• Brief: Copy every line of the entries that includes the word "means".
* * *
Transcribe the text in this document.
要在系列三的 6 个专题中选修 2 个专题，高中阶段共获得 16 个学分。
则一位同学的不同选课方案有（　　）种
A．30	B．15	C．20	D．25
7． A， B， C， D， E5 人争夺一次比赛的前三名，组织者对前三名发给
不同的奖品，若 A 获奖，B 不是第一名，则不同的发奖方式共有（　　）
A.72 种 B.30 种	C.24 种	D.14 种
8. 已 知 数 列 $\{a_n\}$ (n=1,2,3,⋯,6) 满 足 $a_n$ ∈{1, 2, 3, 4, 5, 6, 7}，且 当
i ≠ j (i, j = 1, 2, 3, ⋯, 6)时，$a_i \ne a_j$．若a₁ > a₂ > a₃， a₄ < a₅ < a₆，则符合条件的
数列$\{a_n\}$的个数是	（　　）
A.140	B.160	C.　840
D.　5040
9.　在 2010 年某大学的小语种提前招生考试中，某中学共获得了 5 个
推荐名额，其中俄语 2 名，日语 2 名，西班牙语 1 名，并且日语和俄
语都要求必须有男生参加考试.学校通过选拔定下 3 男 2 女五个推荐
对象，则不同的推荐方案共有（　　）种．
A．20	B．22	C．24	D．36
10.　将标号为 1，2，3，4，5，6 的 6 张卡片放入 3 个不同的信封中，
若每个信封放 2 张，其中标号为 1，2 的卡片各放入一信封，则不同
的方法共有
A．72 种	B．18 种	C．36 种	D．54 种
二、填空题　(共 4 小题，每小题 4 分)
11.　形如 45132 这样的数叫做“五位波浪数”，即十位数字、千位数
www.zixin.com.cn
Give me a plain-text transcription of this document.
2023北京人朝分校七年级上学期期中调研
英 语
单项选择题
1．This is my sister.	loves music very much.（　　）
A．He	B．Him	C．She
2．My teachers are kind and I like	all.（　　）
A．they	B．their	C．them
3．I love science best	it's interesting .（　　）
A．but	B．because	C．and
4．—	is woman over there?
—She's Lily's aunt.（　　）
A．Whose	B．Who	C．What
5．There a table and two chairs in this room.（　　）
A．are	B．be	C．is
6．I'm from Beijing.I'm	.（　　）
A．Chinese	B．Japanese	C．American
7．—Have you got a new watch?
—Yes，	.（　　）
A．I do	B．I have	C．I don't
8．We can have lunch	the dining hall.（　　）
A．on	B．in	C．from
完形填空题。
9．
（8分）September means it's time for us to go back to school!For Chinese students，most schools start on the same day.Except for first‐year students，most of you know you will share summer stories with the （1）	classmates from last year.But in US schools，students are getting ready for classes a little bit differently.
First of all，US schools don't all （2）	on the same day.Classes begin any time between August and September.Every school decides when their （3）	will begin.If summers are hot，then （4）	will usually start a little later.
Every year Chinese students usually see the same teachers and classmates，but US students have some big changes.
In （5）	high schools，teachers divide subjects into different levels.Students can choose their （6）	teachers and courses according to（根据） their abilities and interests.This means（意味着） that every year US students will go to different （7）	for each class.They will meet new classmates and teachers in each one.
* * *
• Written response:
（8分）September means it's time for us to go back to school!For Chinese students，most schools start on the same day.Except for first‐year students，most of you know you will share summer stories with the （1）	classmates from last year.But in US schools，students are getting ready for classes a little bit differently.
In （5）	high schools，teachers divide subjects into different levels.Students can choose their （6）	teachers and courses according to（根据） their abilities and interests.This means（意味着） that every year US students will go to different （7）	for each class.They will meet new classmates and teachers in each one.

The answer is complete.